Across all the lines below, how many contain the string "zhangmengwu"? Please reply with the number only.

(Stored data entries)
***

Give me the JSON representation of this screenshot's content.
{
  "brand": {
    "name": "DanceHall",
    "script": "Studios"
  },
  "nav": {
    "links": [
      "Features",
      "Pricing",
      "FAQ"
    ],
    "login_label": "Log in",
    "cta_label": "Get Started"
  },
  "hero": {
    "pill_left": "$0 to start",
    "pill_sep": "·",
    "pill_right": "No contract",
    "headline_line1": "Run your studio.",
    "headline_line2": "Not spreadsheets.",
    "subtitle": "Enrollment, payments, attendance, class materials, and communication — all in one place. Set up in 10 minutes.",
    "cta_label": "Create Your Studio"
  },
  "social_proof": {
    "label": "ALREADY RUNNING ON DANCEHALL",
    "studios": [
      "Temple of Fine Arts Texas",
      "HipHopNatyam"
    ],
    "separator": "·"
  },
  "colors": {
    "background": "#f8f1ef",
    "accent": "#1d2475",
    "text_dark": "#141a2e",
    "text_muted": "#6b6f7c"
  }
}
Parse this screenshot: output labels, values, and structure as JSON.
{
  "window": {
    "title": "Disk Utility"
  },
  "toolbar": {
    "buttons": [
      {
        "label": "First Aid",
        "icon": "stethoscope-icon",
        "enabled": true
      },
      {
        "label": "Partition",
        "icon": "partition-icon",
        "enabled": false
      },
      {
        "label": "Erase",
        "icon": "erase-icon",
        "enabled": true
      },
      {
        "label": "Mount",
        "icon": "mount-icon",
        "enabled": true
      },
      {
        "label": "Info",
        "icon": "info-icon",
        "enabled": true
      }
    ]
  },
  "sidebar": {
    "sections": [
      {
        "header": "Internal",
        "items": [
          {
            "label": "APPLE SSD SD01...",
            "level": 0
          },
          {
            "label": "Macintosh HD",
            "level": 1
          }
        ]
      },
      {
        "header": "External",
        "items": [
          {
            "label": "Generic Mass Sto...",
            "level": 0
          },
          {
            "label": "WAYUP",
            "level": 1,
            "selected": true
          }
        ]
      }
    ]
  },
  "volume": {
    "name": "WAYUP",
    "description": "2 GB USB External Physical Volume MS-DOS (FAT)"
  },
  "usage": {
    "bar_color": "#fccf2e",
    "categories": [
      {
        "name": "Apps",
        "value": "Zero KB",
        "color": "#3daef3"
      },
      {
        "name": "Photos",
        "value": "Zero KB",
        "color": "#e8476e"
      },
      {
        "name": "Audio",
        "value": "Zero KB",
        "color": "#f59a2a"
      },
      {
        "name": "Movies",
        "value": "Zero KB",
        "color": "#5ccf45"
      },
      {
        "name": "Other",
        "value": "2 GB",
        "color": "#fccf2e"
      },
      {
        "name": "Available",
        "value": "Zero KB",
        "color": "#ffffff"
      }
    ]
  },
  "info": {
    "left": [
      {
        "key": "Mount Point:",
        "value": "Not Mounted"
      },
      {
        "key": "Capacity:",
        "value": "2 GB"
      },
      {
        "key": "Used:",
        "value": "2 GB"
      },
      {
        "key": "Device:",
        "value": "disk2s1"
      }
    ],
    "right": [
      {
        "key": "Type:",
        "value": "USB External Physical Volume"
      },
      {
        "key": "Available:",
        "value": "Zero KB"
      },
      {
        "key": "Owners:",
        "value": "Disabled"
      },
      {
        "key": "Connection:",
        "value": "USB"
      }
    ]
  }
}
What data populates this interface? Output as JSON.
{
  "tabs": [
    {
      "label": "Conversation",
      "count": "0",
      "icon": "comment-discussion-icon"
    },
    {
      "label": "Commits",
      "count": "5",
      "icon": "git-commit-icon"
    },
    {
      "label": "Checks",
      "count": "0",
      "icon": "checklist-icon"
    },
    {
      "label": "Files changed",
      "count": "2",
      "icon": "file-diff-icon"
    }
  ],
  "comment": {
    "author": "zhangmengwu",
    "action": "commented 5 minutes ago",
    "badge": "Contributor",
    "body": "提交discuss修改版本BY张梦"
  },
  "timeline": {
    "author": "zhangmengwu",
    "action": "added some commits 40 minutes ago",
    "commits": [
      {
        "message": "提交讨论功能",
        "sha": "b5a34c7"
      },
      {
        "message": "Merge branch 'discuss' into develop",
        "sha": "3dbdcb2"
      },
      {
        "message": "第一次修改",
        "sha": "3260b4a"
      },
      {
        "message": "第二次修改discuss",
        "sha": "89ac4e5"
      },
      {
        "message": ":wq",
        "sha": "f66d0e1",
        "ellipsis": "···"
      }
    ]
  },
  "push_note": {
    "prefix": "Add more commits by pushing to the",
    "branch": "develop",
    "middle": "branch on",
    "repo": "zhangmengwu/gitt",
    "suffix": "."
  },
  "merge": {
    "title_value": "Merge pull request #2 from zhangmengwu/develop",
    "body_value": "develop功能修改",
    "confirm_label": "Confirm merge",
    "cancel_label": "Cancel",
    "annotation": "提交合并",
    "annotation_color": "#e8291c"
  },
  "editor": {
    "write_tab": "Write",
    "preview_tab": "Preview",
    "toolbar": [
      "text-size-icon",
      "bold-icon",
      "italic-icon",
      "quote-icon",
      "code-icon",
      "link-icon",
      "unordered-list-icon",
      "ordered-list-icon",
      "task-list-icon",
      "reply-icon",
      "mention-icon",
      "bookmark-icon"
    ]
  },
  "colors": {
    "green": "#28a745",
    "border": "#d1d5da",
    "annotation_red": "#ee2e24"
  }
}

***

▸ COMPLETE ANSWER
4